# EXERCISE INPUT

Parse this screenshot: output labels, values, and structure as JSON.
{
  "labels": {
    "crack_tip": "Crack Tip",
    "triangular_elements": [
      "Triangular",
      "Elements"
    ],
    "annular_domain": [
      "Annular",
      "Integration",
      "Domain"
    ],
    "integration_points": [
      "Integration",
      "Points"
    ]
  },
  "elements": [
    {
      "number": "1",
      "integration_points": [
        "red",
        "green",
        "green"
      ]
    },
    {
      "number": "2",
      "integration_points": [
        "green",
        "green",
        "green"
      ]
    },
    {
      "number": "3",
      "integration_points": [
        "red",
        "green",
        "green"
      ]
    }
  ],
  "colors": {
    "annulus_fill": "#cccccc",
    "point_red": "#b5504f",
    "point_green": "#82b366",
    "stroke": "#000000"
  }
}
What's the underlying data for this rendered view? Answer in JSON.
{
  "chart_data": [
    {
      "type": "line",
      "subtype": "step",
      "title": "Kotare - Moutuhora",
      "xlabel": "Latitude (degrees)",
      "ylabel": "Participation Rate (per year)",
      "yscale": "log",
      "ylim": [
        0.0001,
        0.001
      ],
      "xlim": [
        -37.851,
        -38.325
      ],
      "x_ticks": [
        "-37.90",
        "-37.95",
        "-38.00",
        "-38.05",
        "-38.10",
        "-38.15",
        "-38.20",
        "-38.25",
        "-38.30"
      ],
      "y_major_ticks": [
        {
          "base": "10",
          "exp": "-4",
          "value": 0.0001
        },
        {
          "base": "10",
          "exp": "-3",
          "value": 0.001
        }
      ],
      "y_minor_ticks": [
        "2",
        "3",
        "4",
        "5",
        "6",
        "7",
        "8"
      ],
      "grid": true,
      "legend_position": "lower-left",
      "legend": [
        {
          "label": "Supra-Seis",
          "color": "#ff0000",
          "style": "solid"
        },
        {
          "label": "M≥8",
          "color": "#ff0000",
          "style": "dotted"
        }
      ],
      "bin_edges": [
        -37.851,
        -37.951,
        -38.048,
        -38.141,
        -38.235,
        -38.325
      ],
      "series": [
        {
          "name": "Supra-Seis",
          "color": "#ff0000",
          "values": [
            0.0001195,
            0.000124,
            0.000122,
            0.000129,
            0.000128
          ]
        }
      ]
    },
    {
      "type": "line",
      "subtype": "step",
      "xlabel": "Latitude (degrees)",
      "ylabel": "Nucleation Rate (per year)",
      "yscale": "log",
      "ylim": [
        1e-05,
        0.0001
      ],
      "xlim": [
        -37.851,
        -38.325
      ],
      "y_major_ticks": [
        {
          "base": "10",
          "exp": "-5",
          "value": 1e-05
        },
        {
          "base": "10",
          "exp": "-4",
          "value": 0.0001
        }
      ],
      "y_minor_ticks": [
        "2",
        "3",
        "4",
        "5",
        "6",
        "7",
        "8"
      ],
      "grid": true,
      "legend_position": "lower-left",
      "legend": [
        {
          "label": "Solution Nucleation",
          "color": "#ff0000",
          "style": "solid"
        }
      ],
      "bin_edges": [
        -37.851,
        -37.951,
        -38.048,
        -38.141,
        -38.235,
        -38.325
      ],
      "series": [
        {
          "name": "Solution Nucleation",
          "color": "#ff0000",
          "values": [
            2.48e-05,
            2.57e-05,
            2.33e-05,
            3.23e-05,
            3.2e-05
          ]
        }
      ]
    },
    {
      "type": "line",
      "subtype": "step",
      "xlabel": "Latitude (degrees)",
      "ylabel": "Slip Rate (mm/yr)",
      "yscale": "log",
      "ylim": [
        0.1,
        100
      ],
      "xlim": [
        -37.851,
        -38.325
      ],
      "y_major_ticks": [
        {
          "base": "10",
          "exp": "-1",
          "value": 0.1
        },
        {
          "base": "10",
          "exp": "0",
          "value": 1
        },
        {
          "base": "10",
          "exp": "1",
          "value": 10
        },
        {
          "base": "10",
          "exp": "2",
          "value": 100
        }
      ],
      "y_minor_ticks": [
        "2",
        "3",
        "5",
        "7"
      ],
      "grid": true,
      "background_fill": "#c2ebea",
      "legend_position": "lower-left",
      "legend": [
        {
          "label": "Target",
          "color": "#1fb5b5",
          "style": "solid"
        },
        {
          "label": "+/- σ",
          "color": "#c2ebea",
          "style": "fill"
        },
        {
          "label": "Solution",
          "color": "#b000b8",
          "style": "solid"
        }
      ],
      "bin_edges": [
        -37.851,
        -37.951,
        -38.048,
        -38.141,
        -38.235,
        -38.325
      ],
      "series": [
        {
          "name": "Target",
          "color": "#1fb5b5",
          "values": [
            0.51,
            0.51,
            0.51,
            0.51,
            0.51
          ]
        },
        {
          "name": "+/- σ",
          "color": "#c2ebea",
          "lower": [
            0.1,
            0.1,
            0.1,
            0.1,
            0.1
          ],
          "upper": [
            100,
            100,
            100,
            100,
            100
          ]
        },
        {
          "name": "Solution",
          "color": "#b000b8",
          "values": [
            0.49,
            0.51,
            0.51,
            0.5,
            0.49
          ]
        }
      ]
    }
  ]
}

# WORK INSTRUCTIONS
Quote each line above in full, word for word.

# THE RESULT
Parse this screenshot: output labels, values, and structure as JSON.
{
  "labels": {
    "crack_tip": "Crack Tip",
    "triangular_elements": [
      "Triangular",
      "Elements"
    ],
    "annular_domain": [
      "Annular",
      "Integration",
      "Domain"
    ],
    "integration_points": [
      "Integration",
      "Points"
    ]
  },
  "elements": [
    {
      "number": "1",
      "integration_points": [
        "red",
        "green",
        "green"
      ]
    },
    {
      "number": "2",
      "integration_points": [
        "green",
        "green",
        "green"
      ]
    },
    {
      "number": "3",
      "integration_points": [
        "red",
        "green",
        "green"
      ]
    }
  ],
  "colors": {
    "annulus_fill": "#cccccc",
    "point_red": "#b5504f",
    "point_green": "#82b366",
    "stroke": "#000000"
  }
}
What's the underlying data for this rendered view? Answer in JSON.
{
  "chart_data": [
    {
      "type": "line",
      "subtype": "step",
      "title": "Kotare - Moutuhora",
      "xlabel": "Latitude (degrees)",
      "ylabel": "Participation Rate (per year)",
      "yscale": "log",
      "ylim": [
        0.0001,
        0.001
      ],
      "xlim": [
        -37.851,
        -38.325
      ],
      "x_ticks": [
        "-37.90",
        "-37.95",
        "-38.00",
        "-38.05",
        "-38.10",
        "-38.15",
        "-38.20",
        "-38.25",
        "-38.30"
      ],
      "y_major_ticks": [
        {
          "base": "10",
          "exp": "-4",
          "value": 0.0001
        },
        {
          "base": "10",
          "exp": "-3",
          "value": 0.001
        }
      ],
      "y_minor_ticks": [
        "2",
        "3",
        "4",
        "5",
        "6",
        "7",
        "8"
      ],
      "grid": true,
      "legend_position": "lower-left",
      "legend": [
        {
          "label": "Supra-Seis",
          "color": "#ff0000",
          "style": "solid"
        },
        {
          "label": "M≥8",
          "color": "#ff0000",
          "style": "dotted"
        }
      ],
      "bin_edges": [
        -37.851,
        -37.951,
        -38.048,
        -38.141,
        -38.235,
        -38.325
      ],
      "series": [
        {
          "name": "Supra-Seis",
          "color": "#ff0000",
          "values": [
            0.0001195,
            0.000124,
            0.000122,
            0.000129,
            0.000128
          ]
        }
      ]
    },
    {
      "type": "line",
      "subtype": "step",
      "xlabel": "Latitude (degrees)",
      "ylabel": "Nucleation Rate (per year)",
      "yscale": "log",
      "ylim": [
        1e-05,
        0.0001
      ],
      "xlim": [
        -37.851,
        -38.325
      ],
      "y_major_ticks": [
        {
          "base": "10",
          "exp": "-5",
          "value": 1e-05
        },
        {
          "base": "10",
          "exp": "-4",
          "value": 0.0001
        }
      ],
      "y_minor_ticks": [
        "2",
        "3",
        "4",
        "5",
        "6",
        "7",
        "8"
      ],
      "grid": true,
      "legend_position": "lower-left",
      "legend": [
        {
          "label": "Solution Nucleation",
          "color": "#ff0000",
          "style": "solid"
        }
      ],
      "bin_edges": [
        -37.851,
        -37.951,
        -38.048,
        -38.141,
        -38.235,
        -38.325
      ],
      "series": [
        {
          "name": "Solution Nucleation",
          "color": "#ff0000",
          "values": [
            2.48e-05,
            2.57e-05,
            2.33e-05,
            3.23e-05,
            3.2e-05
          ]
        }
      ]
    },
    {
      "type": "line",
      "subtype": "step",
      "xlabel": "Latitude (degrees)",
      "ylabel": "Slip Rate (mm/yr)",
      "yscale": "log",
      "ylim": [
        0.1,
        100
      ],
      "xlim": [
        -37.851,
        -38.325
      ],
      "y_major_ticks": [
        {
          "base": "10",
          "exp": "-1",
          "value": 0.1
        },
        {
          "base": "10",
          "exp": "0",
          "value": 1
        },
        {
          "base": "10",
          "exp": "1",
          "value": 10
        },
        {
          "base": "10",
          "exp": "2",
          "value": 100
        }
      ],
      "y_minor_ticks": [
        "2",
        "3",
        "5",
        "7"
      ],
      "grid": true,
      "background_fill": "#c2ebea",
      "legend_position": "lower-left",
      "legend": [
        {
          "label": "Target",
          "color": "#1fb5b5",
          "style": "solid"
        },
        {
          "label": "+/- σ",
          "color": "#c2ebea",
          "style": "fill"
        },
        {
          "label": "Solution",
          "color": "#b000b8",
          "style": "solid"
        }
      ],
      "bin_edges": [
        -37.851,
        -37.951,
        -38.048,
        -38.141,
        -38.235,
        -38.325
      ],
      "series": [
        {
          "name": "Target",
          "color": "#1fb5b5",
          "values": [
            0.51,
            0.51,
            0.51,
            0.51,
            0.51
          ]
        },
        {
          "name": "+/- σ",
          "color": "#c2ebea",
          "lower": [
            0.1,
            0.1,
            0.1,
            0.1,
            0.1
          ],
          "upper": [
            100,
            100,
            100,
            100,
            100
          ]
        },
        {
          "name": "Solution",
          "color": "#b000b8",
          "values": [
            0.49,
            0.51,
            0.51,
            0.5,
            0.49
          ]
        }
      ]
    }
  ]
}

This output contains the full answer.